GIVEN INSTRUCTION – Reproduce the listing below in its entirety. Change nothing.
========================
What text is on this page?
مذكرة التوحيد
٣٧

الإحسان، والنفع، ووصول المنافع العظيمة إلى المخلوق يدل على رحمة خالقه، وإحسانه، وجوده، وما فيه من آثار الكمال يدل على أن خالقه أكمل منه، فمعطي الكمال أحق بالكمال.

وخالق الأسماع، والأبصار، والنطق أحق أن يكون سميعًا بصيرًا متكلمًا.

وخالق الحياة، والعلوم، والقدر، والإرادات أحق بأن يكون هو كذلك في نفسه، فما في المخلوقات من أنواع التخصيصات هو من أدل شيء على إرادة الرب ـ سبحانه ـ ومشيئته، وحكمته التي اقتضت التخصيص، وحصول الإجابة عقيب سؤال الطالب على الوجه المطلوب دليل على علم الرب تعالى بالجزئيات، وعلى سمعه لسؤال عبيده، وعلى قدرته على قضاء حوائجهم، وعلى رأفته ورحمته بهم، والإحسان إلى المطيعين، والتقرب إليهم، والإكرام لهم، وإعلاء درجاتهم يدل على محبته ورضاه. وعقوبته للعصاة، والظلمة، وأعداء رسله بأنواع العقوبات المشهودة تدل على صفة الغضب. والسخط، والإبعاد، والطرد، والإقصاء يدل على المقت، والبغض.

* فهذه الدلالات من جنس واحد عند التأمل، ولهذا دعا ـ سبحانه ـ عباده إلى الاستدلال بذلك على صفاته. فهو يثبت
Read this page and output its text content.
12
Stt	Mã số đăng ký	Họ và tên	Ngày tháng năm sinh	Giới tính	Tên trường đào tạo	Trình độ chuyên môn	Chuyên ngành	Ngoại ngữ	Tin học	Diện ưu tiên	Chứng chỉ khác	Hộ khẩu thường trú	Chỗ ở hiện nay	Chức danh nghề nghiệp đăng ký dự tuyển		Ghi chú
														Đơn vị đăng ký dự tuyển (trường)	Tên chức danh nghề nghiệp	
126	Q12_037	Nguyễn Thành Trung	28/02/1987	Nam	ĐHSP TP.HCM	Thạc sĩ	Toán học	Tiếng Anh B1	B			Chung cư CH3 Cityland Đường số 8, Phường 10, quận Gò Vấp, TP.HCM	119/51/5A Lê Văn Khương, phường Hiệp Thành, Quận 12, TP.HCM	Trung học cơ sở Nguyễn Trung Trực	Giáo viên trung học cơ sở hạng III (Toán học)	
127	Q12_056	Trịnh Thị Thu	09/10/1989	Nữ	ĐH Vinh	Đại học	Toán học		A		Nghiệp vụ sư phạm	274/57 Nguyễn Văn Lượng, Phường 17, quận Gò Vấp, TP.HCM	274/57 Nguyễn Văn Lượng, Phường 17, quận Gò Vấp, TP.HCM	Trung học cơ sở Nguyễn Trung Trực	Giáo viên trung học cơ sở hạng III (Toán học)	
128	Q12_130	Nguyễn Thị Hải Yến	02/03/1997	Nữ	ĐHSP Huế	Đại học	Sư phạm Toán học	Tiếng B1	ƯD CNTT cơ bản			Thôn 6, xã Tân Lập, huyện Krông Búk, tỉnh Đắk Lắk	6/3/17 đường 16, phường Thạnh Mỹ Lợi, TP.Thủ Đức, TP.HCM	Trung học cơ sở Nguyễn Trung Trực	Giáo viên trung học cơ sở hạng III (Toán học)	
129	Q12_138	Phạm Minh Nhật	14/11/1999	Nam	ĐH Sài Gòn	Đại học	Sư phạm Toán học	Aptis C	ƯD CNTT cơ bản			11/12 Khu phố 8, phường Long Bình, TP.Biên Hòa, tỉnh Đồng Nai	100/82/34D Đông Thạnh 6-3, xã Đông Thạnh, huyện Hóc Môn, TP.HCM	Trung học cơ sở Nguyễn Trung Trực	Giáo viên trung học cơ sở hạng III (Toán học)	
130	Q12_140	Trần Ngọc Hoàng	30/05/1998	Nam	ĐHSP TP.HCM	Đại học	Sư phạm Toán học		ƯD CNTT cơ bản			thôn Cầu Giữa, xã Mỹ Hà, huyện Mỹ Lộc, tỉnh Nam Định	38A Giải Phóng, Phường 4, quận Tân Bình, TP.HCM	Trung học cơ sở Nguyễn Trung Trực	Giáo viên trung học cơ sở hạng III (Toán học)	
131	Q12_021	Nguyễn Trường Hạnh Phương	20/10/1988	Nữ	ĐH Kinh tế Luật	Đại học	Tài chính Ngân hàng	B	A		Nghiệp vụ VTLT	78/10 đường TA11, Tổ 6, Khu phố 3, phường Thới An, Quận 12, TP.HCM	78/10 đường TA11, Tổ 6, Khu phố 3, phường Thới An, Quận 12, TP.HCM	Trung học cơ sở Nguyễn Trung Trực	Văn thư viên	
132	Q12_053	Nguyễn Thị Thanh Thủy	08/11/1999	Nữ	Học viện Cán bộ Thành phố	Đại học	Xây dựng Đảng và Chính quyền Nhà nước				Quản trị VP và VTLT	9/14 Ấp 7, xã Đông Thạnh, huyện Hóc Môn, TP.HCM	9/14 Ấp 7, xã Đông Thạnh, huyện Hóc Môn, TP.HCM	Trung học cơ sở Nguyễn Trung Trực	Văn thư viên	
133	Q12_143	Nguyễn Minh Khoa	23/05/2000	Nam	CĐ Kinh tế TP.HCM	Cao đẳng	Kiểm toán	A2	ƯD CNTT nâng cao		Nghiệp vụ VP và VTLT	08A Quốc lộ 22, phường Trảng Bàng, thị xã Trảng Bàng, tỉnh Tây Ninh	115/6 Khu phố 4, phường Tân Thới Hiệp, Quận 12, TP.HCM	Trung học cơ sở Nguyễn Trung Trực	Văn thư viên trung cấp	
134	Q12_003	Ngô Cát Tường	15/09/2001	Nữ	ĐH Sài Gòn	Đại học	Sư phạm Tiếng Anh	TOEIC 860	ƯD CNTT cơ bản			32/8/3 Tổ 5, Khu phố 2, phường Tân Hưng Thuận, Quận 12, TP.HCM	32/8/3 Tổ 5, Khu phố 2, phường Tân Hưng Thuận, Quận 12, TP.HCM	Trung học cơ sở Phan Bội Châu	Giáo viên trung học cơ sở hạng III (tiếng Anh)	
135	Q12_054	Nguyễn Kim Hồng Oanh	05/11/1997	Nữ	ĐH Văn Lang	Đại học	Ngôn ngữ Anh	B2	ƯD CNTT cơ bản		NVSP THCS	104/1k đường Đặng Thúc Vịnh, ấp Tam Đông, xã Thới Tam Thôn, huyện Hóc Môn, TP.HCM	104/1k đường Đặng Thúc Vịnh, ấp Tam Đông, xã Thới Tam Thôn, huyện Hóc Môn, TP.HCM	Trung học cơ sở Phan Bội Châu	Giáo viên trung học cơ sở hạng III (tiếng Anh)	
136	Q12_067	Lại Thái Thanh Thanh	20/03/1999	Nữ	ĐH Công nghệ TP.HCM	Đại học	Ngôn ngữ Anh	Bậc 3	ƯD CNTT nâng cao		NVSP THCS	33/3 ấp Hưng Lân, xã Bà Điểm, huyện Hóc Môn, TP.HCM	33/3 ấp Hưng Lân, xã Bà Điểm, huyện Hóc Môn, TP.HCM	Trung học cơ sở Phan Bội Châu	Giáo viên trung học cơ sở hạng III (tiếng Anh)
========================
RESPONSE BELOW –
What text is on this page?
مذكرة التوحيد
٣٧

الإحسان، والنفع، ووصول المنافع العظيمة إلى المخلوق يدل على رحمة خالقه، وإحسانه، وجوده، وما فيه من آثار الكمال يدل على أن خالقه أكمل منه، فمعطي الكمال أحق بالكمال.

وخالق الأسماع، والأبصار، والنطق أحق أن يكون سميعًا بصيرًا متكلمًا.

وخالق الحياة، والعلوم، والقدر، والإرادات أحق بأن يكون هو كذلك في نفسه، فما في المخلوقات من أنواع التخصيصات هو من أدل شيء على إرادة الرب ـ سبحانه ـ ومشيئته، وحكمته التي اقتضت التخصيص، وحصول الإجابة عقيب سؤال الطالب على الوجه المطلوب دليل على علم الرب تعالى بالجزئيات، وعلى سمعه لسؤال عبيده، وعلى قدرته على قضاء حوائجهم، وعلى رأفته ورحمته بهم، والإحسان إلى المطيعين، والتقرب إليهم، والإكرام لهم، وإعلاء درجاتهم يدل على محبته ورضاه. وعقوبته للعصاة، والظلمة، وأعداء رسله بأنواع العقوبات المشهودة تدل على صفة الغضب. والسخط، والإبعاد، والطرد، والإقصاء يدل على المقت، والبغض.

* فهذه الدلالات من جنس واحد عند التأمل، ولهذا دعا ـ سبحانه ـ عباده إلى الاستدلال بذلك على صفاته. فهو يثبت
Read this page and output its text content.
12
Stt	Mã số đăng ký	Họ và tên	Ngày tháng năm sinh	Giới tính	Tên trường đào tạo	Trình độ chuyên môn	Chuyên ngành	Ngoại ngữ	Tin học	Diện ưu tiên	Chứng chỉ khác	Hộ khẩu thường trú	Chỗ ở hiện nay	Chức danh nghề nghiệp đăng ký dự tuyển		Ghi chú
														Đơn vị đăng ký dự tuyển (trường)	Tên chức danh nghề nghiệp	
126	Q12_037	Nguyễn Thành Trung	28/02/1987	Nam	ĐHSP TP.HCM	Thạc sĩ	Toán học	Tiếng Anh B1	B			Chung cư CH3 Cityland Đường số 8, Phường 10, quận Gò Vấp, TP.HCM	119/51/5A Lê Văn Khương, phường Hiệp Thành, Quận 12, TP.HCM	Trung học cơ sở Nguyễn Trung Trực	Giáo viên trung học cơ sở hạng III (Toán học)	
127	Q12_056	Trịnh Thị Thu	09/10/1989	Nữ	ĐH Vinh	Đại học	Toán học		A		Nghiệp vụ sư phạm	274/57 Nguyễn Văn Lượng, Phường 17, quận Gò Vấp, TP.HCM	274/57 Nguyễn Văn Lượng, Phường 17, quận Gò Vấp, TP.HCM	Trung học cơ sở Nguyễn Trung Trực	Giáo viên trung học cơ sở hạng III (Toán học)	
128	Q12_130	Nguyễn Thị Hải Yến	02/03/1997	Nữ	ĐHSP Huế	Đại học	Sư phạm Toán học	Tiếng B1	ƯD CNTT cơ bản			Thôn 6, xã Tân Lập, huyện Krông Búk, tỉnh Đắk Lắk	6/3/17 đường 16, phường Thạnh Mỹ Lợi, TP.Thủ Đức, TP.HCM	Trung học cơ sở Nguyễn Trung Trực	Giáo viên trung học cơ sở hạng III (Toán học)	
129	Q12_138	Phạm Minh Nhật	14/11/1999	Nam	ĐH Sài Gòn	Đại học	Sư phạm Toán học	Aptis C	ƯD CNTT cơ bản			11/12 Khu phố 8, phường Long Bình, TP.Biên Hòa, tỉnh Đồng Nai	100/82/34D Đông Thạnh 6-3, xã Đông Thạnh, huyện Hóc Môn, TP.HCM	Trung học cơ sở Nguyễn Trung Trực	Giáo viên trung học cơ sở hạng III (Toán học)	
130	Q12_140	Trần Ngọc Hoàng	30/05/1998	Nam	ĐHSP TP.HCM	Đại học	Sư phạm Toán học		ƯD CNTT cơ bản			thôn Cầu Giữa, xã Mỹ Hà, huyện Mỹ Lộc, tỉnh Nam Định	38A Giải Phóng, Phường 4, quận Tân Bình, TP.HCM	Trung học cơ sở Nguyễn Trung Trực	Giáo viên trung học cơ sở hạng III (Toán học)	
131	Q12_021	Nguyễn Trường Hạnh Phương	20/10/1988	Nữ	ĐH Kinh tế Luật	Đại học	Tài chính Ngân hàng	B	A		Nghiệp vụ VTLT	78/10 đường TA11, Tổ 6, Khu phố 3, phường Thới An, Quận 12, TP.HCM	78/10 đường TA11, Tổ 6, Khu phố 3, phường Thới An, Quận 12, TP.HCM	Trung học cơ sở Nguyễn Trung Trực	Văn thư viên	
132	Q12_053	Nguyễn Thị Thanh Thủy	08/11/1999	Nữ	Học viện Cán bộ Thành phố	Đại học	Xây dựng Đảng và Chính quyền Nhà nước				Quản trị VP và VTLT	9/14 Ấp 7, xã Đông Thạnh, huyện Hóc Môn, TP.HCM	9/14 Ấp 7, xã Đông Thạnh, huyện Hóc Môn, TP.HCM	Trung học cơ sở Nguyễn Trung Trực	Văn thư viên	
133	Q12_143	Nguyễn Minh Khoa	23/05/2000	Nam	CĐ Kinh tế TP.HCM	Cao đẳng	Kiểm toán	A2	ƯD CNTT nâng cao		Nghiệp vụ VP và VTLT	08A Quốc lộ 22, phường Trảng Bàng, thị xã Trảng Bàng, tỉnh Tây Ninh	115/6 Khu phố 4, phường Tân Thới Hiệp, Quận 12, TP.HCM	Trung học cơ sở Nguyễn Trung Trực	Văn thư viên trung cấp	
134	Q12_003	Ngô Cát Tường	15/09/2001	Nữ	ĐH Sài Gòn	Đại học	Sư phạm Tiếng Anh	TOEIC 860	ƯD CNTT cơ bản			32/8/3 Tổ 5, Khu phố 2, phường Tân Hưng Thuận, Quận 12, TP.HCM	32/8/3 Tổ 5, Khu phố 2, phường Tân Hưng Thuận, Quận 12, TP.HCM	Trung học cơ sở Phan Bội Châu	Giáo viên trung học cơ sở hạng III (tiếng Anh)	
135	Q12_054	Nguyễn Kim Hồng Oanh	05/11/1997	Nữ	ĐH Văn Lang	Đại học	Ngôn ngữ Anh	B2	ƯD CNTT cơ bản		NVSP THCS	104/1k đường Đặng Thúc Vịnh, ấp Tam Đông, xã Thới Tam Thôn, huyện Hóc Môn, TP.HCM	104/1k đường Đặng Thúc Vịnh, ấp Tam Đông, xã Thới Tam Thôn, huyện Hóc Môn, TP.HCM	Trung học cơ sở Phan Bội Châu	Giáo viên trung học cơ sở hạng III (tiếng Anh)	
136	Q12_067	Lại Thái Thanh Thanh	20/03/1999	Nữ	ĐH Công nghệ TP.HCM	Đại học	Ngôn ngữ Anh	Bậc 3	ƯD CNTT nâng cao		NVSP THCS	33/3 ấp Hưng Lân, xã Bà Điểm, huyện Hóc Môn, TP.HCM	33/3 ấp Hưng Lân, xã Bà Điểm, huyện Hóc Môn, TP.HCM	Trung học cơ sở Phan Bội Châu	Giáo viên trung học cơ sở hạng III (tiếng Anh)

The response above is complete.